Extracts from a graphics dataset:

—————

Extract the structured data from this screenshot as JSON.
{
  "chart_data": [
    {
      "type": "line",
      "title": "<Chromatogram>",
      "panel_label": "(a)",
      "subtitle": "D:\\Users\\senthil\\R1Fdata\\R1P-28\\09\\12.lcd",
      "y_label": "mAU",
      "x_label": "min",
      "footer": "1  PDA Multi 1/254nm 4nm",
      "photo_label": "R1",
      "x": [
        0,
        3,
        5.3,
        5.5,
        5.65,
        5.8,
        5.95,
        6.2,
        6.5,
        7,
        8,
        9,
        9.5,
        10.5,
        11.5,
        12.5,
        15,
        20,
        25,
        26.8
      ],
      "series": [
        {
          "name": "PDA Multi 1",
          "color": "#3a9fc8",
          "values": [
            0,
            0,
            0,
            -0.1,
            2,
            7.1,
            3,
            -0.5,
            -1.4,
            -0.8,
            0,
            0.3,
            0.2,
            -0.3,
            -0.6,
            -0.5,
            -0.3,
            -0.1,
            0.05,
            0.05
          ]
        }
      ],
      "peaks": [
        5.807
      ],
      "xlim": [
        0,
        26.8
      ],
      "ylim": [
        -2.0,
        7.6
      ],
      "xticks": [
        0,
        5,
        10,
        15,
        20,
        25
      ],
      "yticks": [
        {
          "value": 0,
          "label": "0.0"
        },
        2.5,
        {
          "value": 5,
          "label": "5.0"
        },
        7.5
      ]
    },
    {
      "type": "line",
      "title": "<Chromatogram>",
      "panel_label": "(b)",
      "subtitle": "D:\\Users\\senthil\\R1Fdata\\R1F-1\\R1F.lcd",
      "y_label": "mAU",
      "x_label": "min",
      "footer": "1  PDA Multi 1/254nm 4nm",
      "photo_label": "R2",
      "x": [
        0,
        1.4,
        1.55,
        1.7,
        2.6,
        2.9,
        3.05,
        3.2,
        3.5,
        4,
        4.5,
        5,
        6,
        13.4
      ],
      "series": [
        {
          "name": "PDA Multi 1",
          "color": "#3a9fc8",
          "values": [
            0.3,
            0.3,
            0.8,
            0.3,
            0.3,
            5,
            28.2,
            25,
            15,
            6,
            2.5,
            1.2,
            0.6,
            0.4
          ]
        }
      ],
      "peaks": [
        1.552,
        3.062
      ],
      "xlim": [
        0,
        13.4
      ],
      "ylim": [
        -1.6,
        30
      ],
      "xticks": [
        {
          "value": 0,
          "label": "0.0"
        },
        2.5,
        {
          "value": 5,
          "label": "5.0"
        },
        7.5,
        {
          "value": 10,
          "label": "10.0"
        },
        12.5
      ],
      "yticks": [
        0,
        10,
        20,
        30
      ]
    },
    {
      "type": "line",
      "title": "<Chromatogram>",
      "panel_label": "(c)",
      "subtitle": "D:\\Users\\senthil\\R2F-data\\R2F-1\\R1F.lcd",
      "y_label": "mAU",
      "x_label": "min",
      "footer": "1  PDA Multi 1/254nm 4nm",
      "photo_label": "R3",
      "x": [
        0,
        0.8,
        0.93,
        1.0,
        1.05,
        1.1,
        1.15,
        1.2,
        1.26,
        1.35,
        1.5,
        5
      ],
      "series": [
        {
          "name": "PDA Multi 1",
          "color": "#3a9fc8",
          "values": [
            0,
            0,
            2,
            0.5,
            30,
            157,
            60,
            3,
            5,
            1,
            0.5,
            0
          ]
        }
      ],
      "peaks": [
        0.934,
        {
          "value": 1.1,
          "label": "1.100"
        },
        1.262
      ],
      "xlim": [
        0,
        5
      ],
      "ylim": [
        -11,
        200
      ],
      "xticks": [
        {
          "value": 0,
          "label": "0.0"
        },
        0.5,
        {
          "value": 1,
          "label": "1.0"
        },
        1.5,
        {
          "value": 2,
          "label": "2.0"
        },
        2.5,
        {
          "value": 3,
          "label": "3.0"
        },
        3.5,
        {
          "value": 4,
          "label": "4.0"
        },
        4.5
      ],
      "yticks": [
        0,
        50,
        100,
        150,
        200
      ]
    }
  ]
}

—————

> [Your task] Emit the full listing verbatim.

> [The solution]
Extract the structured data from this screenshot as JSON.
{
  "chart_data": [
    {
      "type": "line",
      "title": "<Chromatogram>",
      "panel_label": "(a)",
      "subtitle": "D:\\Users\\senthil\\R1Fdata\\R1P-28\\09\\12.lcd",
      "y_label": "mAU",
      "x_label": "min",
      "footer": "1  PDA Multi 1/254nm 4nm",
      "photo_label": "R1",
      "x": [
        0,
        3,
        5.3,
        5.5,
        5.65,
        5.8,
        5.95,
        6.2,
        6.5,
        7,
        8,
        9,
        9.5,
        10.5,
        11.5,
        12.5,
        15,
        20,
        25,
        26.8
      ],
      "series": [
        {
          "name": "PDA Multi 1",
          "color": "#3a9fc8",
          "values": [
            0,
            0,
            0,
            -0.1,
            2,
            7.1,
            3,
            -0.5,
            -1.4,
            -0.8,
            0,
            0.3,
            0.2,
            -0.3,
            -0.6,
            -0.5,
            -0.3,
            -0.1,
            0.05,
            0.05
          ]
        }
      ],
      "peaks": [
        5.807
      ],
      "xlim": [
        0,
        26.8
      ],
      "ylim": [
        -2.0,
        7.6
      ],
      "xticks": [
        0,
        5,
        10,
        15,
        20,
        25
      ],
      "yticks": [
        {
          "value": 0,
          "label": "0.0"
        },
        2.5,
        {
          "value": 5,
          "label": "5.0"
        },
        7.5
      ]
    },
    {
      "type": "line",
      "title": "<Chromatogram>",
      "panel_label": "(b)",
      "subtitle": "D:\\Users\\senthil\\R1Fdata\\R1F-1\\R1F.lcd",
      "y_label": "mAU",
      "x_label": "min",
      "footer": "1  PDA Multi 1/254nm 4nm",
      "photo_label": "R2",
      "x": [
        0,
        1.4,
        1.55,
        1.7,
        2.6,
        2.9,
        3.05,
        3.2,
        3.5,
        4,
        4.5,
        5,
        6,
        13.4
      ],
      "series": [
        {
          "name": "PDA Multi 1",
          "color": "#3a9fc8",
          "values": [
            0.3,
            0.3,
            0.8,
            0.3,
            0.3,
            5,
            28.2,
            25,
            15,
            6,
            2.5,
            1.2,
            0.6,
            0.4
          ]
        }
      ],
      "peaks": [
        1.552,
        3.062
      ],
      "xlim": [
        0,
        13.4
      ],
      "ylim": [
        -1.6,
        30
      ],
      "xticks": [
        {
          "value": 0,
          "label": "0.0"
        },
        2.5,
        {
          "value": 5,
          "label": "5.0"
        },
        7.5,
        {
          "value": 10,
          "label": "10.0"
        },
        12.5
      ],
      "yticks": [
        0,
        10,
        20,
        30
      ]
    },
    {
      "type": "line",
      "title": "<Chromatogram>",
      "panel_label": "(c)",
      "subtitle": "D:\\Users\\senthil\\R2F-data\\R2F-1\\R1F.lcd",
      "y_label": "mAU",
      "x_label": "min",
      "footer": "1  PDA Multi 1/254nm 4nm",
      "photo_label": "R3",
      "x": [
        0,
        0.8,
        0.93,
        1.0,
        1.05,
        1.1,
        1.15,
        1.2,
        1.26,
        1.35,
        1.5,
        5
      ],
      "series": [
        {
          "name": "PDA Multi 1",
          "color": "#3a9fc8",
          "values": [
            0,
            0,
            2,
            0.5,
            30,
            157,
            60,
            3,
            5,
            1,
            0.5,
            0
          ]
        }
      ],
      "peaks": [
        0.934,
        {
          "value": 1.1,
          "label": "1.100"
        },
        1.262
      ],
      "xlim": [
        0,
        5
      ],
      "ylim": [
        -11,
        200
      ],
      "xticks": [
        {
          "value": 0,
          "label": "0.0"
        },
        0.5,
        {
          "value": 1,
          "label": "1.0"
        },
        1.5,
        {
          "value": 2,
          "label": "2.0"
        },
        2.5,
        {
          "value": 3,
          "label": "3.0"
        },
        3.5,
        {
          "value": 4,
          "label": "4.0"
        },
        4.5
      ],
      "yticks": [
        0,
        50,
        100,
        150,
        200
      ]
    }
  ]
}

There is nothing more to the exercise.